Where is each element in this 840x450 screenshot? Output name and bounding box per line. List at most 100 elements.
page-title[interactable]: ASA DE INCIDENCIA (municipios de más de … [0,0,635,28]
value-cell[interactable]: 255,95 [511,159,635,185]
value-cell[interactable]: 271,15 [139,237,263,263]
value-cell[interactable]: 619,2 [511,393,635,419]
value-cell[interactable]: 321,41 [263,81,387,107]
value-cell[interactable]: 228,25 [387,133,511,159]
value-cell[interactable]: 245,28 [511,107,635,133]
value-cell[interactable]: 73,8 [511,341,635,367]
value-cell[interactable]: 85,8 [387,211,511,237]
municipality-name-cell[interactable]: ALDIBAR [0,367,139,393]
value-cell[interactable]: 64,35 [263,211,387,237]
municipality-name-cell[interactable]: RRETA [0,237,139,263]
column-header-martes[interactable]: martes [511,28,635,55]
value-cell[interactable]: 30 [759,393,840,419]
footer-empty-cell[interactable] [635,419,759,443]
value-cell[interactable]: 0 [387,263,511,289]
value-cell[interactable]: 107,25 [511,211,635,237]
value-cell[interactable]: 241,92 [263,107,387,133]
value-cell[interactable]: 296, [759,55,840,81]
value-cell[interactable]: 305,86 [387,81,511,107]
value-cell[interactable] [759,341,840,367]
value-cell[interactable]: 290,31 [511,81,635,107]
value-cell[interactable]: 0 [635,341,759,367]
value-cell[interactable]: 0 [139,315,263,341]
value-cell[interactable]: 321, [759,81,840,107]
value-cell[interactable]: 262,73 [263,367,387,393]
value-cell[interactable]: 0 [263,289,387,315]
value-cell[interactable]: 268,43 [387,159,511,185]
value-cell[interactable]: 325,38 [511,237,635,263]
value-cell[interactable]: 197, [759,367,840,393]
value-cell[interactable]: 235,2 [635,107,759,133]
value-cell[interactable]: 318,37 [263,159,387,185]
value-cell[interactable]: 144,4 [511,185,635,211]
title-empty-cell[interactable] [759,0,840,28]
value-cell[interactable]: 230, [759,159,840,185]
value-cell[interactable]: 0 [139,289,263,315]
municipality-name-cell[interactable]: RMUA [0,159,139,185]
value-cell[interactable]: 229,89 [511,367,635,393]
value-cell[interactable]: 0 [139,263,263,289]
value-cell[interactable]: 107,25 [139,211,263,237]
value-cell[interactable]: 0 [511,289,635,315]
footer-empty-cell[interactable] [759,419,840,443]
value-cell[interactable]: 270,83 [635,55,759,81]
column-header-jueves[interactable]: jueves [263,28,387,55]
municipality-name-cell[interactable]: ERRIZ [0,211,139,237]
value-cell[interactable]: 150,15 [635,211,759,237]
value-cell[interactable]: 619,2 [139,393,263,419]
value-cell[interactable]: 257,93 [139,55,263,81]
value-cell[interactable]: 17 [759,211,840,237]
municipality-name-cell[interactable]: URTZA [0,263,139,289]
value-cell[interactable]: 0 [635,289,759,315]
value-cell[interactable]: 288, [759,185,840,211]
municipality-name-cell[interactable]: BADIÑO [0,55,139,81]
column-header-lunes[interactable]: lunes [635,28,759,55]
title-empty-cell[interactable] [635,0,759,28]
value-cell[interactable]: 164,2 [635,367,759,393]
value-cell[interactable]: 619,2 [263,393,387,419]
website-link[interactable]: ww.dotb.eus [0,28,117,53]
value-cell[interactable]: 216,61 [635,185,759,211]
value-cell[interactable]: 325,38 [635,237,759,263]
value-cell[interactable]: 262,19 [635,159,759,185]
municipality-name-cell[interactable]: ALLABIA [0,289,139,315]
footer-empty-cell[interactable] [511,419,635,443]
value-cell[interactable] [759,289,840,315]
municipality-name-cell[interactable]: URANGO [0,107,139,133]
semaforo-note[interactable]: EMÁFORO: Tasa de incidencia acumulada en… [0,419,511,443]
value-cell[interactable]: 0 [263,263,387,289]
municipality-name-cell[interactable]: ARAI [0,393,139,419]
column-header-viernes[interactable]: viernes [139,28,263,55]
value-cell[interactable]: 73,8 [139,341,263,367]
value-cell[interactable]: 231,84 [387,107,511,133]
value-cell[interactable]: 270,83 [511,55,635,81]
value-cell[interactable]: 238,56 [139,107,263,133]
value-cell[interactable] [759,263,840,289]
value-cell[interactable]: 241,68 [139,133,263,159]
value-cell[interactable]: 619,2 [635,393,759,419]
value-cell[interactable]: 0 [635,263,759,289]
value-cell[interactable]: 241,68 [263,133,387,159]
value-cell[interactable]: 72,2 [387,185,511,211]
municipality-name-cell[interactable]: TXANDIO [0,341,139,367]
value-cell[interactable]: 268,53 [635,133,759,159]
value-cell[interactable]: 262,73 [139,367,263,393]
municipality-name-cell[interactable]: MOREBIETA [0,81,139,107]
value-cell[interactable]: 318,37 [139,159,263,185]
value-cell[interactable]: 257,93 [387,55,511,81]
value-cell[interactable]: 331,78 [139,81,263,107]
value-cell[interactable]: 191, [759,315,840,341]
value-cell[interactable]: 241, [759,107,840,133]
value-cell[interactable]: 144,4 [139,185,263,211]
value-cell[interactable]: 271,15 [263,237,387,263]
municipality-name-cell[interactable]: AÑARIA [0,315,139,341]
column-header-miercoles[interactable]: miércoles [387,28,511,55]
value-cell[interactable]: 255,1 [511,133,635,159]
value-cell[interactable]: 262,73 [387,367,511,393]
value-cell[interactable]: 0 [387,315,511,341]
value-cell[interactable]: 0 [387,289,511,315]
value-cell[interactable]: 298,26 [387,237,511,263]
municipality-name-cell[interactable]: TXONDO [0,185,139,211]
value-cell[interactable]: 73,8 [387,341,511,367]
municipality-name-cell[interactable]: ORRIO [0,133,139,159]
○ ○ ○ ○ ○
* GIVEN INSTRUCTION:
Express every line of the records above as a JSON list of strings, one string per line, leaving out any blank lines.

* TASK ANSWER:
[
  "Where is each element in this 840x450 screenshot? Output name and bounding box per line. List at most 100 elements.",
  "page-title[interactable]: ASA DE INCIDENCIA (municipios de más de … [0,0,635,28]",
  "value-cell[interactable]: 255,95 [511,159,635,185]",
  "value-cell[interactable]: 271,15 [139,237,263,263]",
  "value-cell[interactable]: 619,2 [511,393,635,419]",
  "value-cell[interactable]: 321,41 [263,81,387,107]",
  "value-cell[interactable]: 228,25 [387,133,511,159]",
  "value-cell[interactable]: 245,28 [511,107,635,133]",
  "value-cell[interactable]: 73,8 [511,341,635,367]",
  "value-cell[interactable]: 85,8 [387,211,511,237]",
  "municipality-name-cell[interactable]: ALDIBAR [0,367,139,393]",
  "value-cell[interactable]: 64,35 [263,211,387,237]",
  "municipality-name-cell[interactable]: RRETA [0,237,139,263]",
  "column-header-martes[interactable]: martes [511,28,635,55]",
  "value-cell[interactable]: 30 [759,393,840,419]",
  "footer-empty-cell[interactable] [635,419,759,443]",
  "value-cell[interactable]: 0 [387,263,511,289]",
  "value-cell[interactable]: 107,25 [511,211,635,237]",
  "value-cell[interactable]: 241,92 [263,107,387,133]",
  "value-cell[interactable]: 296, [759,55,840,81]",
  "value-cell[interactable]: 305,86 [387,81,511,107]",
  "value-cell[interactable] [759,341,840,367]",
  "value-cell[interactable]: 290,31 [511,81,635,107]",
  "value-cell[interactable]: 0 [635,341,759,367]",
  "value-cell[interactable]: 0 [139,315,263,341]",
  "value-cell[interactable]: 321, [759,81,840,107]",
  "value-cell[interactable]: 262,73 [263,367,387,393]",
  "value-cell[interactable]: 0 [263,289,387,315]",
  "value-cell[interactable]: 268,43 [387,159,511,185]",
  "value-cell[interactable]: 325,38 [511,237,635,263]",
  "value-cell[interactable]: 197, [759,367,840,393]",
  "value-cell[interactable]: 235,2 [635,107,759,133]",
  "value-cell[interactable]: 318,37 [263,159,387,185]",
  "value-cell[interactable]: 144,4 [511,185,635,211]",
  "title-empty-cell[interactable] [759,0,840,28]",
  "value-cell[interactable]: 230, [759,159,840,185]",
  "value-cell[interactable]: 0 [139,289,263,315]",
  "municipality-name-cell[interactable]: RMUA [0,159,139,185]",
  "value-cell[interactable]: 229,89 [511,367,635,393]",
  "value-cell[interactable]: 0 [139,263,263,289]",
  "value-cell[interactable]: 107,25 [139,211,263,237]",
  "value-cell[interactable]: 0 [511,289,635,315]",
  "footer-empty-cell[interactable] [759,419,840,443]",
  "value-cell[interactable]: 270,83 [635,55,759,81]",
  "column-header-jueves[interactable]: jueves [263,28,387,55]",
  "municipality-name-cell[interactable]: ERRIZ [0,211,139,237]",
  "value-cell[interactable]: 150,15 [635,211,759,237]",
  "value-cell[interactable]: 619,2 [139,393,263,419]",
  "value-cell[interactable]: 257,93 [139,55,263,81]",
  "value-cell[interactable]: 17 [759,211,840,237]",
  "municipality-name-cell[interactable]: URTZA [0,263,139,289]",
  "value-cell[interactable]: 0 [635,289,759,315]",
  "value-cell[interactable]: 288, [759,185,840,211]",
  "municipality-name-cell[interactable]: BADIÑO [0,55,139,81]",
  "column-header-lunes[interactable]: lunes [635,28,759,55]",
  "title-empty-cell[interactable] [635,0,759,28]",
  "value-cell[interactable]: 164,2 [635,367,759,393]",
  "value-cell[interactable]: 619,2 [263,393,387,419]",
  "website-link[interactable]: ww.dotb.eus [0,28,117,53]",
  "value-cell[interactable]: 216,61 [635,185,759,211]",
  "value-cell[interactable]: 325,38 [635,237,759,263]",
  "value-cell[interactable]: 262,19 [635,159,759,185]",
  "municipality-name-cell[interactable]: ALLABIA [0,289,139,315]",
  "footer-empty-cell[interactable] [511,419,635,443]",
  "value-cell[interactable] [759,289,840,315]",
  "municipality-name-cell[interactable]: URANGO [0,107,139,133]",
  "semaforo-note[interactable]: EMÁFORO: Tasa de incidencia acumulada en… [0,419,511,443]",
  "value-cell[interactable]: 0 [263,263,387,289]",
  "municipality-name-cell[interactable]: ARAI [0,393,139,419]",
  "column-header-viernes[interactable]: viernes [139,28,263,55]",
  "value-cell[interactable]: 73,8 [139,341,263,367]",
  "value-cell[interactable]: 231,84 [387,107,511,133]",
  "value-cell[interactable]: 270,83 [511,55,635,81]",
  "value-cell[interactable]: 238,56 [139,107,263,133]",
  "value-cell[interactable] [759,263,840,289]",
  "value-cell[interactable]: 241,68 [139,133,263,159]",
  "value-cell[interactable]: 619,2 [635,393,759,419]",
  "value-cell[interactable]: 0 [635,263,759,289]",
  "value-cell[interactable]: 241,68 [263,133,387,159]",
  "value-cell[interactable]: 72,2 [387,185,511,211]",
  "municipality-name-cell[interactable]: TXANDIO [0,341,139,367]",
  "value-cell[interactable]: 268,53 [635,133,759,159]",
  "value-cell[interactable]: 262,73 [139,367,263,393]",
  "municipality-name-cell[interactable]: MOREBIETA [0,81,139,107]",
  "value-cell[interactable]: 318,37 [139,159,263,185]",
  "value-cell[interactable]: 257,93 [387,55,511,81]",
  "value-cell[interactable]: 331,78 [139,81,263,107]",
  "value-cell[interactable]: 191, [759,315,840,341]",
  "value-cell[interactable]: 241, [759,107,840,133]",
  "value-cell[interactable]: 144,4 [139,185,263,211]",
  "value-cell[interactable]: 271,15 [263,237,387,263]",
  "municipality-name-cell[interactable]: AÑARIA [0,315,139,341]",
  "column-header-miercoles[interactable]: miércoles [387,28,511,55]",
  "value-cell[interactable]: 255,1 [511,133,635,159]",
  "value-cell[interactable]: 262,73 [387,367,511,393]",
  "value-cell[interactable]: 0 [387,315,511,341]",
  "value-cell[interactable]: 0 [387,289,511,315]",
  "value-cell[interactable]: 298,26 [387,237,511,263]",
  "municipality-name-cell[interactable]: TXONDO [0,185,139,211]",
  "value-cell[interactable]: 73,8 [387,341,511,367]",
  "municipality-name-cell[interactable]: ORRIO [0,133,139,159]"
]